Without the images, write out all of the following entries exactly.

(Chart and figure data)
»»
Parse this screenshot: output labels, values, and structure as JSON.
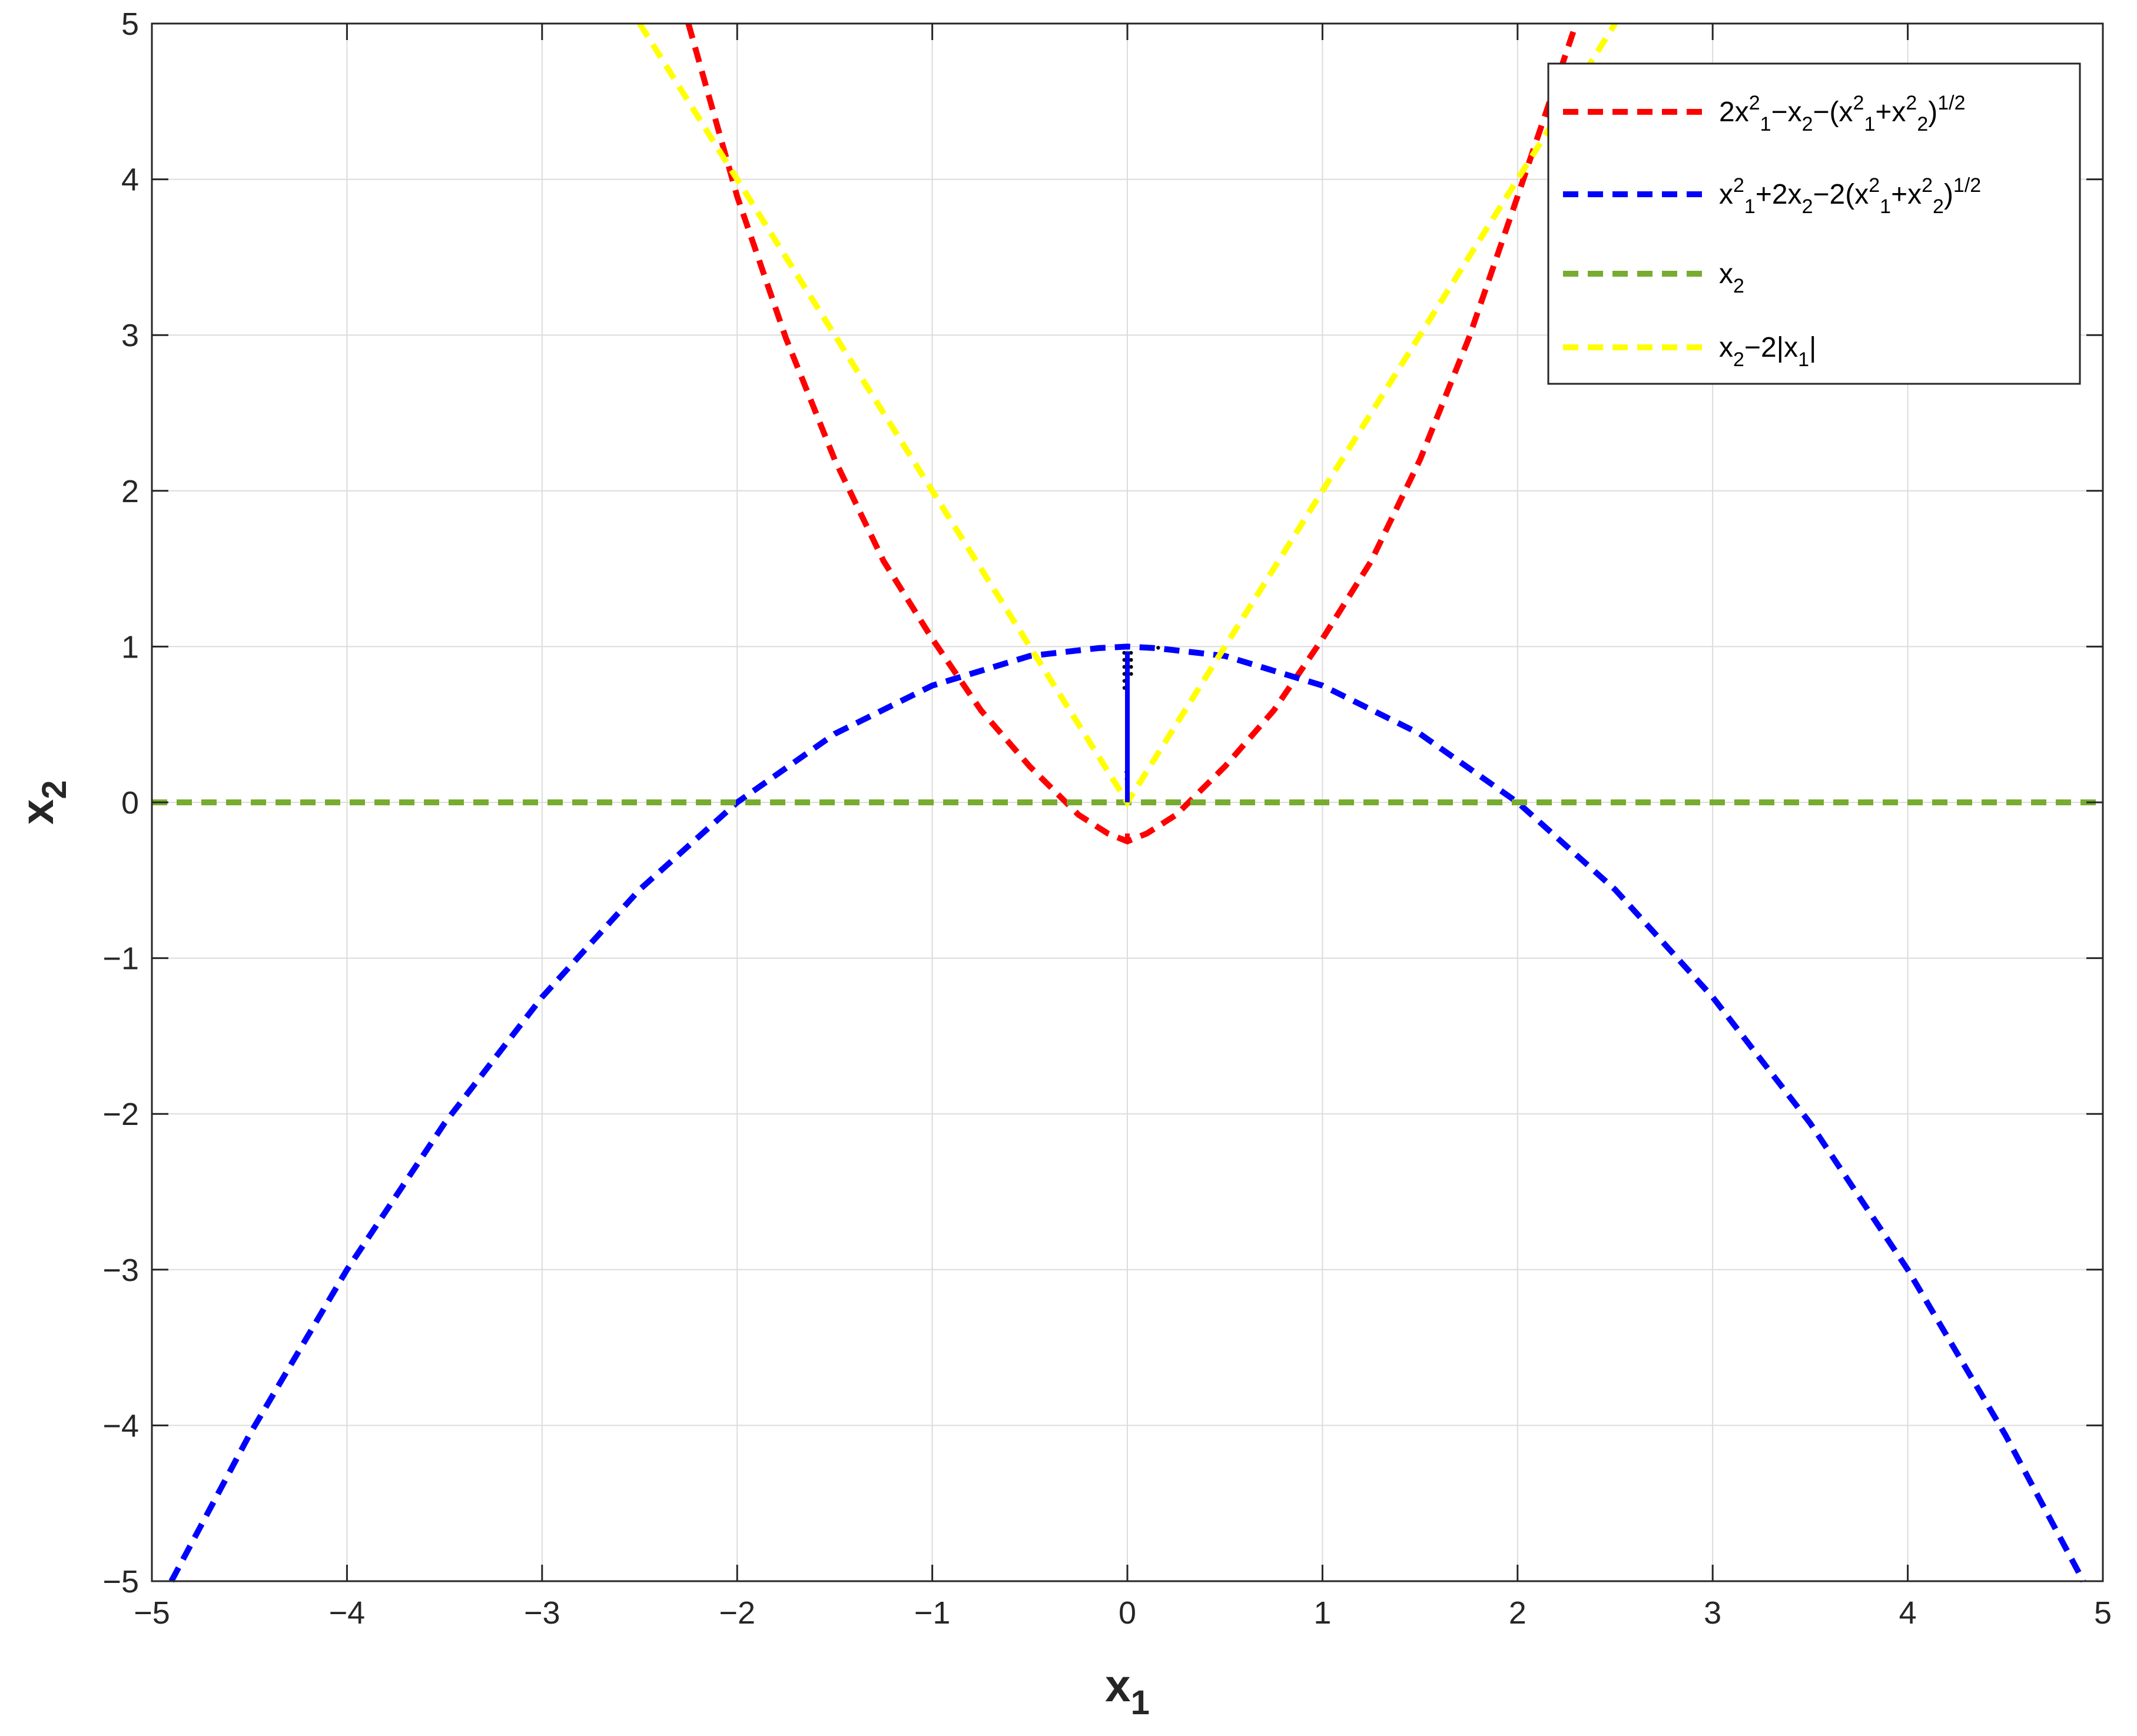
{
  "chart_data": {
    "type": "line",
    "xlabel": "x",
    "xlabel_sub": "1",
    "ylabel": "x",
    "ylabel_sub": "2",
    "xlim": [
      -5,
      5
    ],
    "ylim": [
      -5,
      5
    ],
    "x_ticks": [
      -5,
      -4,
      -3,
      -2,
      -1,
      0,
      1,
      2,
      3,
      4,
      5
    ],
    "y_ticks": [
      -5,
      -4,
      -3,
      -2,
      -1,
      0,
      1,
      2,
      3,
      4,
      5
    ],
    "x_tick_labels": [
      "−5",
      "−4",
      "−3",
      "−2",
      "−1",
      "0",
      "1",
      "2",
      "3",
      "4",
      "5"
    ],
    "y_tick_labels": [
      "−5",
      "−4",
      "−3",
      "−2",
      "−1",
      "0",
      "1",
      "2",
      "3",
      "4",
      "5"
    ],
    "grid": true,
    "legend_position": "top-right",
    "series": [
      {
        "label_parts": [
          [
            "2x",
            ""
          ],
          [
            "2",
            "sup"
          ],
          [
            "1",
            "sub"
          ],
          [
            "−x",
            ""
          ],
          [
            "2",
            "sub"
          ],
          [
            "−(x",
            ""
          ],
          [
            "2",
            "sup"
          ],
          [
            "1",
            "sub"
          ],
          [
            "+x",
            ""
          ],
          [
            "2",
            "sup"
          ],
          [
            "2",
            "sub"
          ],
          [
            ")",
            ""
          ],
          [
            "1/2",
            "sup"
          ]
        ],
        "color": "#ff0000",
        "style": "dashed",
        "points": [
          [
            -2.25,
            5.0
          ],
          [
            -2.0,
            3.89
          ],
          [
            -1.75,
            2.98
          ],
          [
            -1.5,
            2.2
          ],
          [
            -1.25,
            1.55
          ],
          [
            -1.0,
            1.05
          ],
          [
            -0.75,
            0.59
          ],
          [
            -0.5,
            0.23
          ],
          [
            -0.25,
            -0.08
          ],
          [
            -0.1,
            -0.2
          ],
          [
            0.0,
            -0.25
          ],
          [
            0.0,
            -0.25
          ],
          [
            0.1,
            -0.2
          ],
          [
            0.25,
            -0.08
          ],
          [
            0.5,
            0.23
          ],
          [
            0.75,
            0.59
          ],
          [
            1.0,
            1.05
          ],
          [
            1.25,
            1.55
          ],
          [
            1.5,
            2.2
          ],
          [
            1.75,
            2.98
          ],
          [
            2.0,
            3.89
          ],
          [
            2.3,
            5.0
          ]
        ],
        "extra_segments": [
          [
            [
              0.0,
              -0.25
            ],
            [
              0.0,
              -0.2
            ]
          ]
        ]
      },
      {
        "label_parts": [
          [
            "x",
            ""
          ],
          [
            "2",
            "sup"
          ],
          [
            "1",
            "sub"
          ],
          [
            "+2x",
            ""
          ],
          [
            "2",
            "sub"
          ],
          [
            "−2(x",
            ""
          ],
          [
            "2",
            "sup"
          ],
          [
            "1",
            "sub"
          ],
          [
            "+x",
            ""
          ],
          [
            "2",
            "sup"
          ],
          [
            "2",
            "sub"
          ],
          [
            ")",
            ""
          ],
          [
            "1/2",
            "sup"
          ]
        ],
        "color": "#0000ff",
        "style": "dashed",
        "points": [
          [
            -4.9,
            -5.0
          ],
          [
            -4.5,
            -4.06
          ],
          [
            -4.0,
            -3.0
          ],
          [
            -3.5,
            -2.06
          ],
          [
            -3.0,
            -1.25
          ],
          [
            -2.5,
            -0.56
          ],
          [
            -2.0,
            0.0
          ],
          [
            -1.5,
            0.44
          ],
          [
            -1.0,
            0.75
          ],
          [
            -0.5,
            0.94
          ],
          [
            -0.15,
            0.99
          ],
          [
            0.0,
            1.0
          ],
          [
            0.15,
            0.99
          ],
          [
            0.5,
            0.94
          ],
          [
            1.0,
            0.75
          ],
          [
            1.5,
            0.44
          ],
          [
            2.0,
            0.0
          ],
          [
            2.5,
            -0.56
          ],
          [
            3.0,
            -1.25
          ],
          [
            3.5,
            -2.06
          ],
          [
            4.0,
            -3.0
          ],
          [
            4.5,
            -4.06
          ],
          [
            4.9,
            -5.0
          ]
        ]
      },
      {
        "label_parts": [
          [
            "x",
            ""
          ],
          [
            "2",
            "sub"
          ]
        ],
        "color": "#77ac30",
        "style": "dashed",
        "points": [
          [
            -5.0,
            0.0
          ],
          [
            5.0,
            0.0
          ]
        ]
      },
      {
        "label_parts": [
          [
            "x",
            ""
          ],
          [
            "2",
            "sub"
          ],
          [
            "−2|x",
            ""
          ],
          [
            "1",
            "sub"
          ],
          [
            "|",
            ""
          ]
        ],
        "color": "#ffff00",
        "style": "dashed",
        "points": [
          [
            -2.5,
            5.0
          ],
          [
            -2.0,
            4.0
          ],
          [
            -1.5,
            3.0
          ],
          [
            -1.0,
            2.0
          ],
          [
            -0.5,
            1.0
          ],
          [
            0.0,
            0.0
          ],
          [
            0.5,
            1.0
          ],
          [
            1.0,
            2.0
          ],
          [
            1.5,
            3.0
          ],
          [
            2.0,
            4.0
          ],
          [
            2.5,
            5.0
          ]
        ]
      }
    ],
    "feasible_region": {
      "description_color": "#000000",
      "solid_segments": [
        {
          "color": "#0000ff",
          "points": [
            [
              0.0,
              0.0
            ],
            [
              0.0,
              0.97
            ]
          ]
        },
        {
          "color": "#ff0000",
          "points": [
            [
              0.0,
              -0.25
            ],
            [
              0.0,
              -0.2
            ]
          ]
        }
      ]
    }
  }
}
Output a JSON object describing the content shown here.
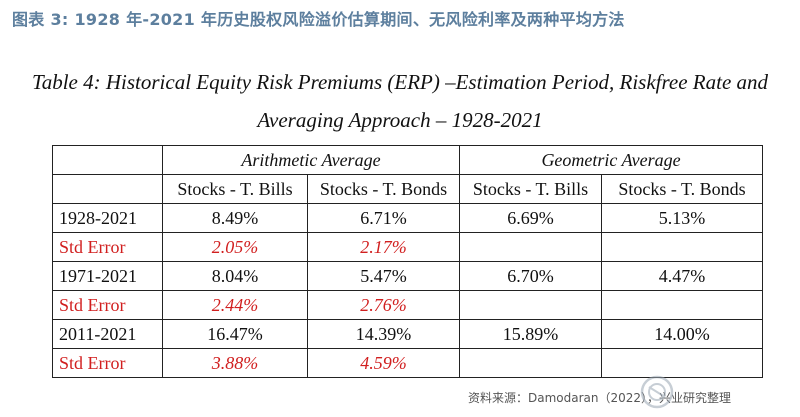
{
  "figure_caption": "图表 3:  1928 年-2021 年历史股权风险溢价估算期间、无风险利率及两种平均方法",
  "table": {
    "title_line_1": "Table 4: Historical Equity Risk Premiums (ERP) –Estimation Period, Riskfree Rate and",
    "title_line_2": "Averaging Approach – 1928-2021",
    "group_headers": [
      "Arithmetic Average",
      "Geometric Average"
    ],
    "column_headers": [
      "Stocks - T. Bills",
      "Stocks - T. Bonds",
      "Stocks - T. Bills",
      "Stocks - T. Bonds"
    ],
    "rows": [
      {
        "label": "1928-2021",
        "values": [
          "8.49%",
          "6.71%",
          "6.69%",
          "5.13%"
        ]
      },
      {
        "label": "Std Error",
        "values": [
          "2.05%",
          "2.17%",
          "",
          ""
        ]
      },
      {
        "label": "1971-2021",
        "values": [
          "8.04%",
          "5.47%",
          "6.70%",
          "4.47%"
        ]
      },
      {
        "label": "Std Error",
        "values": [
          "2.44%",
          "2.76%",
          "",
          ""
        ]
      },
      {
        "label": "2011-2021",
        "values": [
          "16.47%",
          "14.39%",
          "15.89%",
          "14.00%"
        ]
      },
      {
        "label": "Std Error",
        "values": [
          "3.88%",
          "4.59%",
          "",
          ""
        ]
      }
    ]
  },
  "source": "资料来源：Damodaran（2022），兴业研究整理",
  "watermark_icon": "snowball-logo-icon",
  "colors": {
    "caption": "#5d7f9e",
    "std_error": "#d11f1f"
  }
}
««
### Complete answer
Parse this screenshot: output labels, values, and structure as JSON.
{
  "chart_data": {
    "type": "line",
    "xlabel": "x",
    "xlabel_sub": "1",
    "ylabel": "x",
    "ylabel_sub": "2",
    "xlim": [
      -5,
      5
    ],
    "ylim": [
      -5,
      5
    ],
    "x_ticks": [
      -5,
      -4,
      -3,
      -2,
      -1,
      0,
      1,
      2,
      3,
      4,
      5
    ],
    "y_ticks": [
      -5,
      -4,
      -3,
      -2,
      -1,
      0,
      1,
      2,
      3,
      4,
      5
    ],
    "x_tick_labels": [
      "−5",
      "−4",
      "−3",
      "−2",
      "−1",
      "0",
      "1",
      "2",
      "3",
      "4",
      "5"
    ],
    "y_tick_labels": [
      "−5",
      "−4",
      "−3",
      "−2",
      "−1",
      "0",
      "1",
      "2",
      "3",
      "4",
      "5"
    ],
    "grid": true,
    "legend_position": "top-right",
    "series": [
      {
        "label_parts": [
          [
            "2x",
            ""
          ],
          [
            "2",
            "sup"
          ],
          [
            "1",
            "sub"
          ],
          [
            "−x",
            ""
          ],
          [
            "2",
            "sub"
          ],
          [
            "−(x",
            ""
          ],
          [
            "2",
            "sup"
          ],
          [
            "1",
            "sub"
          ],
          [
            "+x",
            ""
          ],
          [
            "2",
            "sup"
          ],
          [
            "2",
            "sub"
          ],
          [
            ")",
            ""
          ],
          [
            "1/2",
            "sup"
          ]
        ],
        "color": "#ff0000",
        "style": "dashed",
        "points": [
          [
            -2.25,
            5.0
          ],
          [
            -2.0,
            3.89
          ],
          [
            -1.75,
            2.98
          ],
          [
            -1.5,
            2.2
          ],
          [
            -1.25,
            1.55
          ],
          [
            -1.0,
            1.05
          ],
          [
            -0.75,
            0.59
          ],
          [
            -0.5,
            0.23
          ],
          [
            -0.25,
            -0.08
          ],
          [
            -0.1,
            -0.2
          ],
          [
            0.0,
            -0.25
          ],
          [
            0.0,
            -0.25
          ],
          [
            0.1,
            -0.2
          ],
          [
            0.25,
            -0.08
          ],
          [
            0.5,
            0.23
          ],
          [
            0.75,
            0.59
          ],
          [
            1.0,
            1.05
          ],
          [
            1.25,
            1.55
          ],
          [
            1.5,
            2.2
          ],
          [
            1.75,
            2.98
          ],
          [
            2.0,
            3.89
          ],
          [
            2.3,
            5.0
          ]
        ],
        "extra_segments": [
          [
            [
              0.0,
              -0.25
            ],
            [
              0.0,
              -0.2
            ]
          ]
        ]
      },
      {
        "label_parts": [
          [
            "x",
            ""
          ],
          [
            "2",
            "sup"
          ],
          [
            "1",
            "sub"
          ],
          [
            "+2x",
            ""
          ],
          [
            "2",
            "sub"
          ],
          [
            "−2(x",
            ""
          ],
          [
            "2",
            "sup"
          ],
          [
            "1",
            "sub"
          ],
          [
            "+x",
            ""
          ],
          [
            "2",
            "sup"
          ],
          [
            "2",
            "sub"
          ],
          [
            ")",
            ""
          ],
          [
            "1/2",
            "sup"
          ]
        ],
        "color": "#0000ff",
        "style": "dashed",
        "points": [
          [
            -4.9,
            -5.0
          ],
          [
            -4.5,
            -4.06
          ],
          [
            -4.0,
            -3.0
          ],
          [
            -3.5,
            -2.06
          ],
          [
            -3.0,
            -1.25
          ],
          [
            -2.5,
            -0.56
          ],
          [
            -2.0,
            0.0
          ],
          [
            -1.5,
            0.44
          ],
          [
            -1.0,
            0.75
          ],
          [
            -0.5,
            0.94
          ],
          [
            -0.15,
            0.99
          ],
          [
            0.0,
            1.0
          ],
          [
            0.15,
            0.99
          ],
          [
            0.5,
            0.94
          ],
          [
            1.0,
            0.75
          ],
          [
            1.5,
            0.44
          ],
          [
            2.0,
            0.0
          ],
          [
            2.5,
            -0.56
          ],
          [
            3.0,
            -1.25
          ],
          [
            3.5,
            -2.06
          ],
          [
            4.0,
            -3.0
          ],
          [
            4.5,
            -4.06
          ],
          [
            4.9,
            -5.0
          ]
        ]
      },
      {
        "label_parts": [
          [
            "x",
            ""
          ],
          [
            "2",
            "sub"
          ]
        ],
        "color": "#77ac30",
        "style": "dashed",
        "points": [
          [
            -5.0,
            0.0
          ],
          [
            5.0,
            0.0
          ]
        ]
      },
      {
        "label_parts": [
          [
            "x",
            ""
          ],
          [
            "2",
            "sub"
          ],
          [
            "−2|x",
            ""
          ],
          [
            "1",
            "sub"
          ],
          [
            "|",
            ""
          ]
        ],
        "color": "#ffff00",
        "style": "dashed",
        "points": [
          [
            -2.5,
            5.0
          ],
          [
            -2.0,
            4.0
          ],
          [
            -1.5,
            3.0
          ],
          [
            -1.0,
            2.0
          ],
          [
            -0.5,
            1.0
          ],
          [
            0.0,
            0.0
          ],
          [
            0.5,
            1.0
          ],
          [
            1.0,
            2.0
          ],
          [
            1.5,
            3.0
          ],
          [
            2.0,
            4.0
          ],
          [
            2.5,
            5.0
          ]
        ]
      }
    ],
    "feasible_region": {
      "description_color": "#000000",
      "solid_segments": [
        {
          "color": "#0000ff",
          "points": [
            [
              0.0,
              0.0
            ],
            [
              0.0,
              0.97
            ]
          ]
        },
        {
          "color": "#ff0000",
          "points": [
            [
              0.0,
              -0.25
            ],
            [
              0.0,
              -0.2
            ]
          ]
        }
      ]
    }
  }
}
Output a JSON object describing the content shown here.
{
  "figure_caption": "图表 3:  1928 年-2021 年历史股权风险溢价估算期间、无风险利率及两种平均方法",
  "table": {
    "title_line_1": "Table 4: Historical Equity Risk Premiums (ERP) –Estimation Period, Riskfree Rate and",
    "title_line_2": "Averaging Approach – 1928-2021",
    "group_headers": [
      "Arithmetic Average",
      "Geometric Average"
    ],
    "column_headers": [
      "Stocks - T. Bills",
      "Stocks - T. Bonds",
      "Stocks - T. Bills",
      "Stocks - T. Bonds"
    ],
    "rows": [
      {
        "label": "1928-2021",
        "values": [
          "8.49%",
          "6.71%",
          "6.69%",
          "5.13%"
        ]
      },
      {
        "label": "Std Error",
        "values": [
          "2.05%",
          "2.17%",
          "",
          ""
        ]
      },
      {
        "label": "1971-2021",
        "values": [
          "8.04%",
          "5.47%",
          "6.70%",
          "4.47%"
        ]
      },
      {
        "label": "Std Error",
        "values": [
          "2.44%",
          "2.76%",
          "",
          ""
        ]
      },
      {
        "label": "2011-2021",
        "values": [
          "16.47%",
          "14.39%",
          "15.89%",
          "14.00%"
        ]
      },
      {
        "label": "Std Error",
        "values": [
          "3.88%",
          "4.59%",
          "",
          ""
        ]
      }
    ]
  },
  "source": "资料来源：Damodaran（2022），兴业研究整理",
  "watermark_icon": "snowball-logo-icon",
  "colors": {
    "caption": "#5d7f9e",
    "std_error": "#d11f1f"
  }
}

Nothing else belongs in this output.